Exercise brief: Within the records that follow, find every line containing the string "支持SSCNETⅢ". Copy those lines.

(Records from a collection)
---

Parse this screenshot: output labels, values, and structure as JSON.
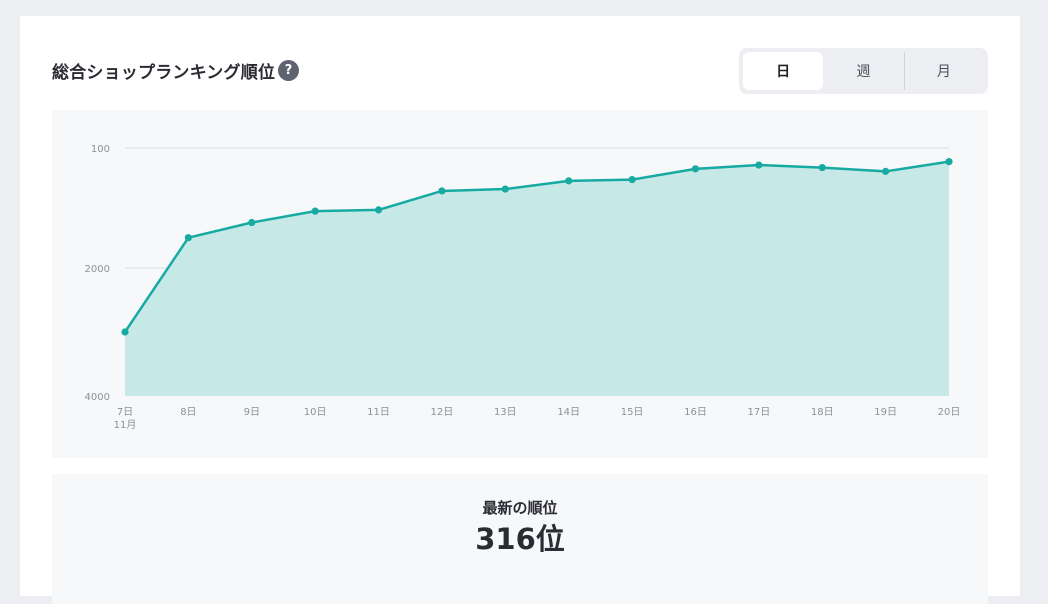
{
  "header": {
    "title": "総合ショップランキング順位",
    "help_icon_glyph": "?"
  },
  "period_tabs": {
    "selected": "日",
    "items": [
      {
        "label": "日"
      },
      {
        "label": "週"
      },
      {
        "label": "月"
      }
    ]
  },
  "latest": {
    "label": "最新の順位",
    "value": "316位"
  },
  "chart_data": {
    "type": "area",
    "title": "総合ショップランキング順位",
    "xlabel": "",
    "ylabel": "",
    "y_inverted": true,
    "y_ticks": [
      100,
      2000,
      4000
    ],
    "ylim": [
      100,
      4000
    ],
    "grid": "horizontal",
    "legend": "none",
    "categories": [
      "7日",
      "8日",
      "9日",
      "10日",
      "11日",
      "12日",
      "13日",
      "14日",
      "15日",
      "16日",
      "17日",
      "18日",
      "19日",
      "20日"
    ],
    "month_label": "11月",
    "series": [
      {
        "values": [
          3000,
          1520,
          1280,
          1100,
          1080,
          780,
          750,
          620,
          600,
          430,
          370,
          410,
          470,
          316
        ],
        "color": "#17aaa3",
        "fill": "#c6e9e8"
      }
    ]
  }
}
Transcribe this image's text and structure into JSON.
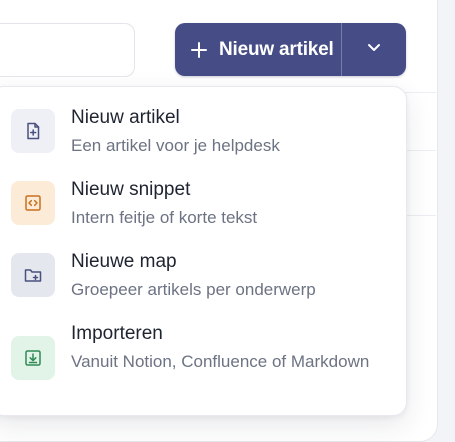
{
  "header": {
    "new_article_button": {
      "label": "Nieuw artikel",
      "icon": "plus-icon",
      "dropdown_icon": "chevron-down-icon"
    }
  },
  "menu": {
    "items": [
      {
        "title": "Nieuw artikel",
        "description": "Een artikel voor je helpdesk",
        "icon": "file-plus-icon",
        "icon_bg": "#eef0f6",
        "icon_color": "#4a517f"
      },
      {
        "title": "Nieuw snippet",
        "description": "Intern feitje of korte tekst",
        "icon": "code-file-icon",
        "icon_bg": "#fcebd7",
        "icon_color": "#c9701e"
      },
      {
        "title": "Nieuwe map",
        "description": "Groepeer artikels per onderwerp",
        "icon": "folder-plus-icon",
        "icon_bg": "#e5e7ef",
        "icon_color": "#4a517f"
      },
      {
        "title": "Importeren",
        "description": "Vanuit Notion, Confluence of Markdown",
        "icon": "download-icon",
        "icon_bg": "#e2f3e8",
        "icon_color": "#2f8a55"
      }
    ]
  },
  "colors": {
    "primary": "#454c86",
    "background": "#f3f4f7"
  }
}
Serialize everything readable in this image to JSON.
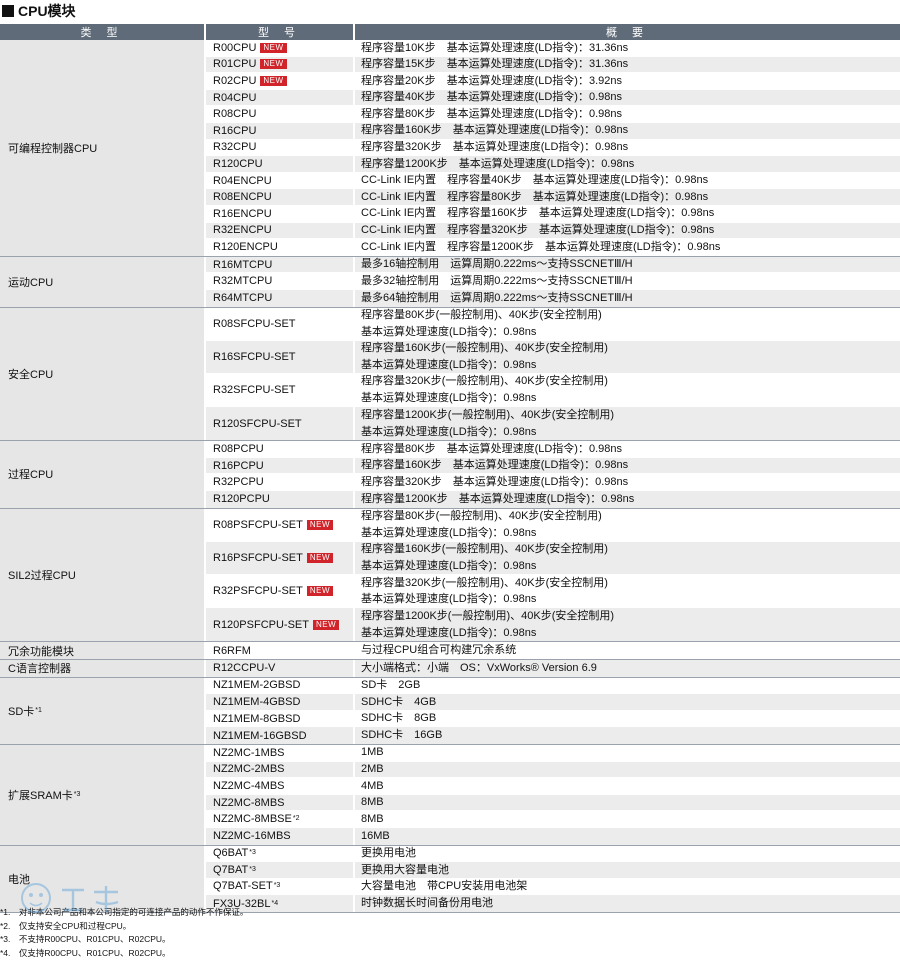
{
  "title": "CPU模块",
  "headers": [
    "类 型",
    "型 号",
    "概 要"
  ],
  "new_badge": "NEW",
  "groups": [
    {
      "category": "可编程控制器CPU",
      "rows": [
        {
          "model": "R00CPU",
          "is_new": true,
          "desc": [
            "程序容量10K步　基本运算处理速度(LD指令)：31.36ns"
          ]
        },
        {
          "model": "R01CPU",
          "is_new": true,
          "desc": [
            "程序容量15K步　基本运算处理速度(LD指令)：31.36ns"
          ]
        },
        {
          "model": "R02CPU",
          "is_new": true,
          "desc": [
            "程序容量20K步　基本运算处理速度(LD指令)：3.92ns"
          ]
        },
        {
          "model": "R04CPU",
          "desc": [
            "程序容量40K步　基本运算处理速度(LD指令)：0.98ns"
          ]
        },
        {
          "model": "R08CPU",
          "desc": [
            "程序容量80K步　基本运算处理速度(LD指令)：0.98ns"
          ]
        },
        {
          "model": "R16CPU",
          "desc": [
            "程序容量160K步　基本运算处理速度(LD指令)：0.98ns"
          ]
        },
        {
          "model": "R32CPU",
          "desc": [
            "程序容量320K步　基本运算处理速度(LD指令)：0.98ns"
          ]
        },
        {
          "model": "R120CPU",
          "desc": [
            "程序容量1200K步　基本运算处理速度(LD指令)：0.98ns"
          ]
        },
        {
          "model": "R04ENCPU",
          "desc": [
            "CC-Link IE内置　程序容量40K步　基本运算处理速度(LD指令)：0.98ns"
          ]
        },
        {
          "model": "R08ENCPU",
          "desc": [
            "CC-Link IE内置　程序容量80K步　基本运算处理速度(LD指令)：0.98ns"
          ]
        },
        {
          "model": "R16ENCPU",
          "desc": [
            "CC-Link IE内置　程序容量160K步　基本运算处理速度(LD指令)：0.98ns"
          ]
        },
        {
          "model": "R32ENCPU",
          "desc": [
            "CC-Link IE内置　程序容量320K步　基本运算处理速度(LD指令)：0.98ns"
          ]
        },
        {
          "model": "R120ENCPU",
          "desc": [
            "CC-Link IE内置　程序容量1200K步　基本运算处理速度(LD指令)：0.98ns"
          ]
        }
      ]
    },
    {
      "category": "运动CPU",
      "rows": [
        {
          "model": "R16MTCPU",
          "desc": [
            "最多16轴控制用　运算周期0.222ms～支持SSCNETⅢ/H"
          ]
        },
        {
          "model": "R32MTCPU",
          "desc": [
            "最多32轴控制用　运算周期0.222ms～支持SSCNETⅢ/H"
          ]
        },
        {
          "model": "R64MTCPU",
          "desc": [
            "最多64轴控制用　运算周期0.222ms～支持SSCNETⅢ/H"
          ]
        }
      ]
    },
    {
      "category": "安全CPU",
      "rows": [
        {
          "model": "R08SFCPU-SET",
          "desc": [
            "程序容量80K步(一般控制用)、40K步(安全控制用)",
            "基本运算处理速度(LD指令)：0.98ns"
          ]
        },
        {
          "model": "R16SFCPU-SET",
          "desc": [
            "程序容量160K步(一般控制用)、40K步(安全控制用)",
            "基本运算处理速度(LD指令)：0.98ns"
          ]
        },
        {
          "model": "R32SFCPU-SET",
          "desc": [
            "程序容量320K步(一般控制用)、40K步(安全控制用)",
            "基本运算处理速度(LD指令)：0.98ns"
          ]
        },
        {
          "model": "R120SFCPU-SET",
          "desc": [
            "程序容量1200K步(一般控制用)、40K步(安全控制用)",
            "基本运算处理速度(LD指令)：0.98ns"
          ]
        }
      ]
    },
    {
      "category": "过程CPU",
      "rows": [
        {
          "model": "R08PCPU",
          "desc": [
            "程序容量80K步　基本运算处理速度(LD指令)：0.98ns"
          ]
        },
        {
          "model": "R16PCPU",
          "desc": [
            "程序容量160K步　基本运算处理速度(LD指令)：0.98ns"
          ]
        },
        {
          "model": "R32PCPU",
          "desc": [
            "程序容量320K步　基本运算处理速度(LD指令)：0.98ns"
          ]
        },
        {
          "model": "R120PCPU",
          "desc": [
            "程序容量1200K步　基本运算处理速度(LD指令)：0.98ns"
          ]
        }
      ]
    },
    {
      "category": "SIL2过程CPU",
      "rows": [
        {
          "model": "R08PSFCPU-SET",
          "is_new": true,
          "desc": [
            "程序容量80K步(一般控制用)、40K步(安全控制用)",
            "基本运算处理速度(LD指令)：0.98ns"
          ]
        },
        {
          "model": "R16PSFCPU-SET",
          "is_new": true,
          "desc": [
            "程序容量160K步(一般控制用)、40K步(安全控制用)",
            "基本运算处理速度(LD指令)：0.98ns"
          ]
        },
        {
          "model": "R32PSFCPU-SET",
          "is_new": true,
          "desc": [
            "程序容量320K步(一般控制用)、40K步(安全控制用)",
            "基本运算处理速度(LD指令)：0.98ns"
          ]
        },
        {
          "model": "R120PSFCPU-SET",
          "is_new": true,
          "desc": [
            "程序容量1200K步(一般控制用)、40K步(安全控制用)",
            "基本运算处理速度(LD指令)：0.98ns"
          ]
        }
      ]
    },
    {
      "category": "冗余功能模块",
      "rows": [
        {
          "model": "R6RFM",
          "desc": [
            "与过程CPU组合可构建冗余系统"
          ]
        }
      ]
    },
    {
      "category": "C语言控制器",
      "rows": [
        {
          "model": "R12CCPU-V",
          "desc": [
            "大小端格式：小端　OS：VxWorks® Version 6.9"
          ]
        }
      ]
    },
    {
      "category": "SD卡",
      "category_sup": "*1",
      "rows": [
        {
          "model": "NZ1MEM-2GBSD",
          "desc": [
            "SD卡　2GB"
          ]
        },
        {
          "model": "NZ1MEM-4GBSD",
          "desc": [
            "SDHC卡　4GB"
          ]
        },
        {
          "model": "NZ1MEM-8GBSD",
          "desc": [
            "SDHC卡　8GB"
          ]
        },
        {
          "model": "NZ1MEM-16GBSD",
          "desc": [
            "SDHC卡　16GB"
          ]
        }
      ]
    },
    {
      "category": "扩展SRAM卡",
      "category_sup": "*3",
      "rows": [
        {
          "model": "NZ2MC-1MBS",
          "desc": [
            "1MB"
          ]
        },
        {
          "model": "NZ2MC-2MBS",
          "desc": [
            "2MB"
          ]
        },
        {
          "model": "NZ2MC-4MBS",
          "desc": [
            "4MB"
          ]
        },
        {
          "model": "NZ2MC-8MBS",
          "desc": [
            "8MB"
          ]
        },
        {
          "model": "NZ2MC-8MBSE",
          "sup": "*2",
          "desc": [
            "8MB"
          ]
        },
        {
          "model": "NZ2MC-16MBS",
          "desc": [
            "16MB"
          ]
        }
      ]
    },
    {
      "category": "电池",
      "rows": [
        {
          "model": "Q6BAT",
          "sup": "*3",
          "desc": [
            "更换用电池"
          ]
        },
        {
          "model": "Q7BAT",
          "sup": "*3",
          "desc": [
            "更换用大容量电池"
          ]
        },
        {
          "model": "Q7BAT-SET",
          "sup": "*3",
          "desc": [
            "大容量电池　带CPU安装用电池架"
          ]
        },
        {
          "model": "FX3U-32BL",
          "sup": "*4",
          "desc": [
            "时钟数据长时间备份用电池"
          ]
        }
      ]
    }
  ],
  "notes": [
    "*1.　对非本公司产品和本公司指定的可连接产品的动作不作保证。",
    "*2.　仅支持安全CPU和过程CPU。",
    "*3.　不支持R00CPU、R01CPU、R02CPU。",
    "*4.　仅支持R00CPU、R01CPU、R02CPU。"
  ],
  "colors": {
    "header_bg": "#5f6b78",
    "new_badge": "#d1232a",
    "row_alt": "#ececec",
    "category_bg": "#e6e6e6"
  }
}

---

Exercise output:
            "最多16轴控制用　运算周期0.222ms～支持SSCNETⅢ/H"
            "最多32轴控制用　运算周期0.222ms～支持SSCNETⅢ/H"
            "最多64轴控制用　运算周期0.222ms～支持SSCNETⅢ/H"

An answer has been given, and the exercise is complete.